[Data items]
%%
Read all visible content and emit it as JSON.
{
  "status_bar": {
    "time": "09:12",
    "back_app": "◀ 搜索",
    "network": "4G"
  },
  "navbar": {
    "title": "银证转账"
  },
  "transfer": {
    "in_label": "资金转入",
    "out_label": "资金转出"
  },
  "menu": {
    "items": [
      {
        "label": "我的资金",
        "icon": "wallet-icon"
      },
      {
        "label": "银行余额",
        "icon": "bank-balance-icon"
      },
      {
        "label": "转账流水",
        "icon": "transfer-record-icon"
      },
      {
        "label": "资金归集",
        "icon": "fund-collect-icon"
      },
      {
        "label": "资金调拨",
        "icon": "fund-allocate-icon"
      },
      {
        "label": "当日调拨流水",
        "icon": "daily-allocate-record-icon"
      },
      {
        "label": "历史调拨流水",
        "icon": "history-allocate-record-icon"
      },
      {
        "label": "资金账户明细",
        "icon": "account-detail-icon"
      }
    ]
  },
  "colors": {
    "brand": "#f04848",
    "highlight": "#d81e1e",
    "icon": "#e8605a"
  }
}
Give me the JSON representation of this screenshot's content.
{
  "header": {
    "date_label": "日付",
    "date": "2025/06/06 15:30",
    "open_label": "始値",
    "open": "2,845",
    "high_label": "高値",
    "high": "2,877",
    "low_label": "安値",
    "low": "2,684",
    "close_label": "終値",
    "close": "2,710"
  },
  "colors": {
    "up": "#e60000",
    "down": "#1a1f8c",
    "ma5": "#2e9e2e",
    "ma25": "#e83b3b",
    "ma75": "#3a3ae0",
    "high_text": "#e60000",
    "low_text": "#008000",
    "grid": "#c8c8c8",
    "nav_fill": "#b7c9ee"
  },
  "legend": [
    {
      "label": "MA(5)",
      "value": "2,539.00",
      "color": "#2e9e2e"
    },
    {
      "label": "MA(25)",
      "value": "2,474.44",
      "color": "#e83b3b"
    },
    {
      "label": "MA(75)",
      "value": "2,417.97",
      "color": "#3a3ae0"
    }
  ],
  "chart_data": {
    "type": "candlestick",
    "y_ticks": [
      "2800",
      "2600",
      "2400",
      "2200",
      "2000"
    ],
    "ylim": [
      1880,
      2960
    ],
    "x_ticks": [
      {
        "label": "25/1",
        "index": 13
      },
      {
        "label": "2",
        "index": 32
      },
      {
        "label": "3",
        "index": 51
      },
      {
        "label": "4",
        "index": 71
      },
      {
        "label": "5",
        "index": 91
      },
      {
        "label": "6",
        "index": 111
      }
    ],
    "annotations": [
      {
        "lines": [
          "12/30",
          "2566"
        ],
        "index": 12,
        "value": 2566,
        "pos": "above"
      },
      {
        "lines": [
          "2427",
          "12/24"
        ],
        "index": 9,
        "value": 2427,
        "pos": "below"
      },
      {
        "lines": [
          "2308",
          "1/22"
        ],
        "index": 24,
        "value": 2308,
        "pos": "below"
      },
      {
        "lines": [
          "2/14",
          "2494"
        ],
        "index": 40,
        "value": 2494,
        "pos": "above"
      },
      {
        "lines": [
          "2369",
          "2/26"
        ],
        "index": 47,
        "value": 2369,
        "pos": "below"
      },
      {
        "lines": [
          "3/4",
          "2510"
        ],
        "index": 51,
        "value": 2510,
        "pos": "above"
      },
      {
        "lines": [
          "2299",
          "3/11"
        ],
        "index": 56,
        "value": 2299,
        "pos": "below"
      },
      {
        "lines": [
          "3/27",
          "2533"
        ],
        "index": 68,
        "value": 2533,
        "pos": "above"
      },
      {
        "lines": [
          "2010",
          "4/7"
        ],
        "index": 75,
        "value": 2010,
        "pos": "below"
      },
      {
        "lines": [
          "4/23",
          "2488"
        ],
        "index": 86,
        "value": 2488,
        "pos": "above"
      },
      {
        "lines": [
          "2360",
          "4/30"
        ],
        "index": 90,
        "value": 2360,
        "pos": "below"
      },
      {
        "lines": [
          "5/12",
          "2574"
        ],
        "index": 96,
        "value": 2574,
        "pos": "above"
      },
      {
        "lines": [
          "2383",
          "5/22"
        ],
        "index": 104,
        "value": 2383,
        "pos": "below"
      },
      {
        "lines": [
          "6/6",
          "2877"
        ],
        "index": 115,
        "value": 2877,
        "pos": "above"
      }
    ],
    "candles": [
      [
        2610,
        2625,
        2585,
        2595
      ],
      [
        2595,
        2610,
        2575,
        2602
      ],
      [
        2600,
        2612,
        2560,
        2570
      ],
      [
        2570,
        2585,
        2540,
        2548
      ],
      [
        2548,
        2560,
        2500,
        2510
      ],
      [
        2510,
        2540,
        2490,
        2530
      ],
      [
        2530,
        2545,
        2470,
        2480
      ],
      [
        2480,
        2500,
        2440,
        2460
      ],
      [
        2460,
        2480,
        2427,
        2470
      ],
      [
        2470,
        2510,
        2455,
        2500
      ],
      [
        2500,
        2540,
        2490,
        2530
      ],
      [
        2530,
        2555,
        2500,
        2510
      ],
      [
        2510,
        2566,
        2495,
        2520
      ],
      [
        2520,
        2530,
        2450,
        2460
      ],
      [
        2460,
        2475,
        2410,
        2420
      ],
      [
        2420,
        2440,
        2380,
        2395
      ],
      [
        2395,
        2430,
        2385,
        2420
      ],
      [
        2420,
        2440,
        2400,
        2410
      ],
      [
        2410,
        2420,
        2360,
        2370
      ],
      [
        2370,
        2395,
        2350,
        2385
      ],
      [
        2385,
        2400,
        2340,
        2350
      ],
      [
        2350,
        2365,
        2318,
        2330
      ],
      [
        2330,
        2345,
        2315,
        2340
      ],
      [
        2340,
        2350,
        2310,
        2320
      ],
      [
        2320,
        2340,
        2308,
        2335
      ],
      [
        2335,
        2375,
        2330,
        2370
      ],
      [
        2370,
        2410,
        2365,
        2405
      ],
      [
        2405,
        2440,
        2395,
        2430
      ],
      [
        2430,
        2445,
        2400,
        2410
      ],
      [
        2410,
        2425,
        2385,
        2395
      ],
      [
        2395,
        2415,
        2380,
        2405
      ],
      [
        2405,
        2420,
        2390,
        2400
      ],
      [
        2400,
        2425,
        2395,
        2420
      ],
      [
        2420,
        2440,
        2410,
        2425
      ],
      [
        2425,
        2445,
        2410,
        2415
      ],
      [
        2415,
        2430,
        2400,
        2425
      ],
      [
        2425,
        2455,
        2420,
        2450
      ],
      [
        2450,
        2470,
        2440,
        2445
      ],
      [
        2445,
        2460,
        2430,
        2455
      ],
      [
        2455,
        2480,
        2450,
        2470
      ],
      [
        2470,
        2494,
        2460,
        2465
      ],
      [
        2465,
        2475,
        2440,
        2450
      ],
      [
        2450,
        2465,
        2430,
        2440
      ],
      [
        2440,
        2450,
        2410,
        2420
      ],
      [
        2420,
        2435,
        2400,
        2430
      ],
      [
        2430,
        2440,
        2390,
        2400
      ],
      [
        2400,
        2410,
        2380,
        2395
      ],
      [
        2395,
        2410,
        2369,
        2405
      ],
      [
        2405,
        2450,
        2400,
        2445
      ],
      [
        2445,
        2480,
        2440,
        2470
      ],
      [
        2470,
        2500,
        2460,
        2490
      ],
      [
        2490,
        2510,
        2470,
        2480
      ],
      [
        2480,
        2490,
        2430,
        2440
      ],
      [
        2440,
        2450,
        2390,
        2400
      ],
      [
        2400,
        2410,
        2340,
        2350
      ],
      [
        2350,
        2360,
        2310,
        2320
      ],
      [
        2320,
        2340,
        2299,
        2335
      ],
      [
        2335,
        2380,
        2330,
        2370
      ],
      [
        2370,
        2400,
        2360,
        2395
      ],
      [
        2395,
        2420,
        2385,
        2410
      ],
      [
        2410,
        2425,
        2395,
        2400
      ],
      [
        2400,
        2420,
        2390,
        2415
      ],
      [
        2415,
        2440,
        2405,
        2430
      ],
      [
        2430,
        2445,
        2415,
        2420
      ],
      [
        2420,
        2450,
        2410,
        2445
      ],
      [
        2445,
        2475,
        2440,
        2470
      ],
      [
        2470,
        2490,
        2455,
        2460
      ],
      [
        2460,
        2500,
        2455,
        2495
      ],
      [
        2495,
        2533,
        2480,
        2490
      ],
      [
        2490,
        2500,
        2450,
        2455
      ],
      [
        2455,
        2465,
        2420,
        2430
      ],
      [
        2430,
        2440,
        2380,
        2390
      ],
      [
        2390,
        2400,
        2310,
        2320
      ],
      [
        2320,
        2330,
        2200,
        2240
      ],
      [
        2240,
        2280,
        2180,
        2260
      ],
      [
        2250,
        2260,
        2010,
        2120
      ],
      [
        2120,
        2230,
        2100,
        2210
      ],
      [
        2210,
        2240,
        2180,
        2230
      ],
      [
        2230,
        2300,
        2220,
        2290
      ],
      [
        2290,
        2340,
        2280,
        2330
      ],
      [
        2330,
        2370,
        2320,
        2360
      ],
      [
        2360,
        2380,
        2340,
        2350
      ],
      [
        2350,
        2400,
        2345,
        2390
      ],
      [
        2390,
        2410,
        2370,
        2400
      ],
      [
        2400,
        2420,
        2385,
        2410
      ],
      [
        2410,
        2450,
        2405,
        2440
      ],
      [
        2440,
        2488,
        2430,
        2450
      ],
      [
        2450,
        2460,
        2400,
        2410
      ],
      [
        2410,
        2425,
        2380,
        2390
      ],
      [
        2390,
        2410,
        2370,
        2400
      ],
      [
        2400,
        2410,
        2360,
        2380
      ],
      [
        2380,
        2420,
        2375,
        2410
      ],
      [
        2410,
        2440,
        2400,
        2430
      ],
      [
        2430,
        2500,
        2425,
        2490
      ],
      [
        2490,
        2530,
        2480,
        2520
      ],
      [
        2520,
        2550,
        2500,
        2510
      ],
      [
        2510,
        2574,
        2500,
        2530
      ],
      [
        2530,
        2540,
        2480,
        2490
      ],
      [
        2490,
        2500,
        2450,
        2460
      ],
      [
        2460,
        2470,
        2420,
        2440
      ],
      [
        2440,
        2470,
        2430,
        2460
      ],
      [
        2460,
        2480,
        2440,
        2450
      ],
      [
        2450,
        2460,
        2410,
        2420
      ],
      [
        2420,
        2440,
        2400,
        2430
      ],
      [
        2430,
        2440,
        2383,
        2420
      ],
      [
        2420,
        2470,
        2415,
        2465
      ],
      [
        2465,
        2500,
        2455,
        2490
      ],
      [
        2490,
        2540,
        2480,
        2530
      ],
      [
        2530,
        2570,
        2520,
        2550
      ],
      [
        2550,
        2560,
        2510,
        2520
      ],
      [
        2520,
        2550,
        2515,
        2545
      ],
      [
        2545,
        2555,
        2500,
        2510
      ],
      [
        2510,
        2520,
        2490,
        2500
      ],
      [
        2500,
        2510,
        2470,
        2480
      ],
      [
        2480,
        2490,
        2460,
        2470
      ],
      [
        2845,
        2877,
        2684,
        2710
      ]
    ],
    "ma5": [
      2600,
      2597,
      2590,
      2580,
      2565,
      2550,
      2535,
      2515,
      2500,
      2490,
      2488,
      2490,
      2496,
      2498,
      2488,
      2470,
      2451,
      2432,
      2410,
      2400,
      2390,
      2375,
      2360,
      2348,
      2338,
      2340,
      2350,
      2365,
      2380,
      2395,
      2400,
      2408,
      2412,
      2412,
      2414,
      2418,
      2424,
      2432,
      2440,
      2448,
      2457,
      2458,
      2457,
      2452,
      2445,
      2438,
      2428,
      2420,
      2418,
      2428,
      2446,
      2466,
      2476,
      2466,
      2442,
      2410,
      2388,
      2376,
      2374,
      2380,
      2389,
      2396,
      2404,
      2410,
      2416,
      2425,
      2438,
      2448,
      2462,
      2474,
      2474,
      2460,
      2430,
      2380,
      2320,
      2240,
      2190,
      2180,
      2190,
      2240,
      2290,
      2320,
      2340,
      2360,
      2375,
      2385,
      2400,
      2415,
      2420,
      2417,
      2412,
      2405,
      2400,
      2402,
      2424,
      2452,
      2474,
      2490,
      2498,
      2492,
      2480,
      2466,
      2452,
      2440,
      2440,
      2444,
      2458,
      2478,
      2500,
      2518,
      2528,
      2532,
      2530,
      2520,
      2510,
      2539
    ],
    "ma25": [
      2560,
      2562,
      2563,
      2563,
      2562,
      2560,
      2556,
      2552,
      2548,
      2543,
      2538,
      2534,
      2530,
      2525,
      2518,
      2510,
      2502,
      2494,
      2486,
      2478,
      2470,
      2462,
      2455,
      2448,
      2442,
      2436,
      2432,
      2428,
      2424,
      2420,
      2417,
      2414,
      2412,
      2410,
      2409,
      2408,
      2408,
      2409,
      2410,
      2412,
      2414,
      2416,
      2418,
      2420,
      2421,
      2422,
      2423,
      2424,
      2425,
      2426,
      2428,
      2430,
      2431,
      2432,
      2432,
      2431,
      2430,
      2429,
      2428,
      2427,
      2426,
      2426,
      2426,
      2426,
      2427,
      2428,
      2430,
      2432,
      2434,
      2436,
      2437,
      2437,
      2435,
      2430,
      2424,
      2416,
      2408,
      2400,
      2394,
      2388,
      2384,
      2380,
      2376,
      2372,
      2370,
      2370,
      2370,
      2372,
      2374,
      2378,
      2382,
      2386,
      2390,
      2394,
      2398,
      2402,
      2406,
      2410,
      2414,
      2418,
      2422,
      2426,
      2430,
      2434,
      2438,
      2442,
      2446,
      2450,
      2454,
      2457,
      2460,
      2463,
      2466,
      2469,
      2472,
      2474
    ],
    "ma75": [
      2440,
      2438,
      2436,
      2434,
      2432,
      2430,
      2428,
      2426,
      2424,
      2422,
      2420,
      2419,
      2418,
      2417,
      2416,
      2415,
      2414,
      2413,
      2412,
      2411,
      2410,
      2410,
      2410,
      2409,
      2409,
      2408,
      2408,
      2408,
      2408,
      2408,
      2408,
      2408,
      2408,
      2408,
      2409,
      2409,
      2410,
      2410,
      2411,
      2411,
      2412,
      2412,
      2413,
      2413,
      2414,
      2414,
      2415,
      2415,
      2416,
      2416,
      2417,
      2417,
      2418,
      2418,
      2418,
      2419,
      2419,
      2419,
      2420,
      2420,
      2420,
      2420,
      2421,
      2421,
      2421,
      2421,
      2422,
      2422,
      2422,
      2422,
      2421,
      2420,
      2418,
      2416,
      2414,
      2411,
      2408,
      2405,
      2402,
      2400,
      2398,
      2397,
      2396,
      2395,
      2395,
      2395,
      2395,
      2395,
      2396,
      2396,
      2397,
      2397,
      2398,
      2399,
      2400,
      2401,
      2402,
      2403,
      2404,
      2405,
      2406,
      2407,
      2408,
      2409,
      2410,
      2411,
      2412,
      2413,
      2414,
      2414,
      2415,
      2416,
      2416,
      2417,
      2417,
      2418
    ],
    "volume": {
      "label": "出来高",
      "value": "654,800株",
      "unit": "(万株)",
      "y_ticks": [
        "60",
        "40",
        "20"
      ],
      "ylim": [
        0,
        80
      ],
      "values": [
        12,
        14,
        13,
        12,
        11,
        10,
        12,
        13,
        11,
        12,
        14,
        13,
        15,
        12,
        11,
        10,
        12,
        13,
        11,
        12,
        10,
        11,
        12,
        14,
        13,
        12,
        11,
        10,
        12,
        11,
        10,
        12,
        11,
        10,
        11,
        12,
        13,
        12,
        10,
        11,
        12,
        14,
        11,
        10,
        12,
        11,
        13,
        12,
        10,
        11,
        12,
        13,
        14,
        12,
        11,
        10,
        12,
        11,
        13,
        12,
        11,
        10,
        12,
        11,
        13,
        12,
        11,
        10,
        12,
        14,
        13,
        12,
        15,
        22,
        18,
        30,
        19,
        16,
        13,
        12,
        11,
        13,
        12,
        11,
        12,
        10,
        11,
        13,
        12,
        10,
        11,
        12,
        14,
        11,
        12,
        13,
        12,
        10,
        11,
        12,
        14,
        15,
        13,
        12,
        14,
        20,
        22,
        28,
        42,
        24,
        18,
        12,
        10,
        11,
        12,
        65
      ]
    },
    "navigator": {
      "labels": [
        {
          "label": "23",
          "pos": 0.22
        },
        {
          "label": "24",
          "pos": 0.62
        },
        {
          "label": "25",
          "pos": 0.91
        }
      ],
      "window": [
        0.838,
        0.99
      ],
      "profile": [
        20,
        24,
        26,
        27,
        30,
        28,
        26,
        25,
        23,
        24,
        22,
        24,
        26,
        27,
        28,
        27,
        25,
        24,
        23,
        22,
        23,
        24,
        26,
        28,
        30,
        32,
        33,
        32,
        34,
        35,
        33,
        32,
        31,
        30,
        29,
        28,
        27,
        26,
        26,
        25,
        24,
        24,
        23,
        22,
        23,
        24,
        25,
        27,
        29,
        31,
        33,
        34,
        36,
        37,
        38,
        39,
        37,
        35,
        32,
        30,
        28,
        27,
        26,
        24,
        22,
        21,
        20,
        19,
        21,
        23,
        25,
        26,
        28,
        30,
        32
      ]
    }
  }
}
%%
Task directions: List every line above containing the word "JSON".

Answer to this exercise:
Read all visible content and emit it as JSON.
Give me the JSON representation of this screenshot's content.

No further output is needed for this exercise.